▸ Task to complete
Repeat each entry as written and leave the images out of the copy.

··········

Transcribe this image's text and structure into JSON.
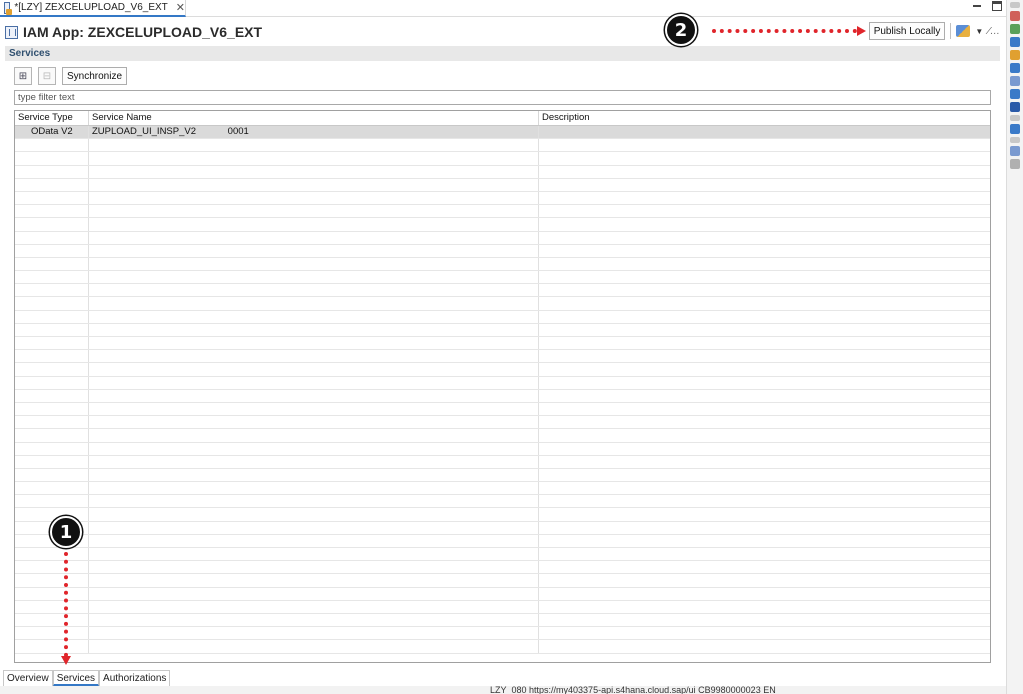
{
  "editor_tab": {
    "title": "*[LZY] ZEXCELUPLOAD_V6_EXT",
    "close": "✕"
  },
  "header": {
    "title": "IAM App: ZEXCELUPLOAD_V6_EXT",
    "publish_label": "Publish Locally",
    "more": "⁄…"
  },
  "section": {
    "title": "Services"
  },
  "toolbar": {
    "synchronize_label": "Synchronize",
    "add_icon": "⊞",
    "remove_icon": "⊟"
  },
  "filter": {
    "placeholder": "type filter text",
    "value": ""
  },
  "table": {
    "columns": [
      "Service Type",
      "Service Name",
      "Description"
    ],
    "rows": [
      {
        "type": "OData V2",
        "name": "ZUPLOAD_UI_INSP_V2            0001",
        "description": ""
      }
    ]
  },
  "page_tabs": [
    "Overview",
    "Services",
    "Authorizations"
  ],
  "active_page_tab": "Services",
  "status_bar": {
    "text": "LZY_080  https://my403375-api.s4hana.cloud.sap/ui  CB9980000023  EN"
  },
  "annotations": {
    "marker_1": "1",
    "marker_2": "2"
  },
  "colors": {
    "accent": "#3478c6",
    "annotation": "#e0252b",
    "section_bar": "#e8e8e8",
    "selected_row": "#dadada"
  }
}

··········

▸ Completed exercise
Transcribe this image's text and structure into JSON.
{
  "editor_tab": {
    "title": "*[LZY] ZEXCELUPLOAD_V6_EXT",
    "close": "✕"
  },
  "header": {
    "title": "IAM App: ZEXCELUPLOAD_V6_EXT",
    "publish_label": "Publish Locally",
    "more": "⁄…"
  },
  "section": {
    "title": "Services"
  },
  "toolbar": {
    "synchronize_label": "Synchronize",
    "add_icon": "⊞",
    "remove_icon": "⊟"
  },
  "filter": {
    "placeholder": "type filter text",
    "value": ""
  },
  "table": {
    "columns": [
      "Service Type",
      "Service Name",
      "Description"
    ],
    "rows": [
      {
        "type": "OData V2",
        "name": "ZUPLOAD_UI_INSP_V2            0001",
        "description": ""
      }
    ]
  },
  "page_tabs": [
    "Overview",
    "Services",
    "Authorizations"
  ],
  "active_page_tab": "Services",
  "status_bar": {
    "text": "LZY_080  https://my403375-api.s4hana.cloud.sap/ui  CB9980000023  EN"
  },
  "annotations": {
    "marker_1": "1",
    "marker_2": "2"
  },
  "colors": {
    "accent": "#3478c6",
    "annotation": "#e0252b",
    "section_bar": "#e8e8e8",
    "selected_row": "#dadada"
  }
}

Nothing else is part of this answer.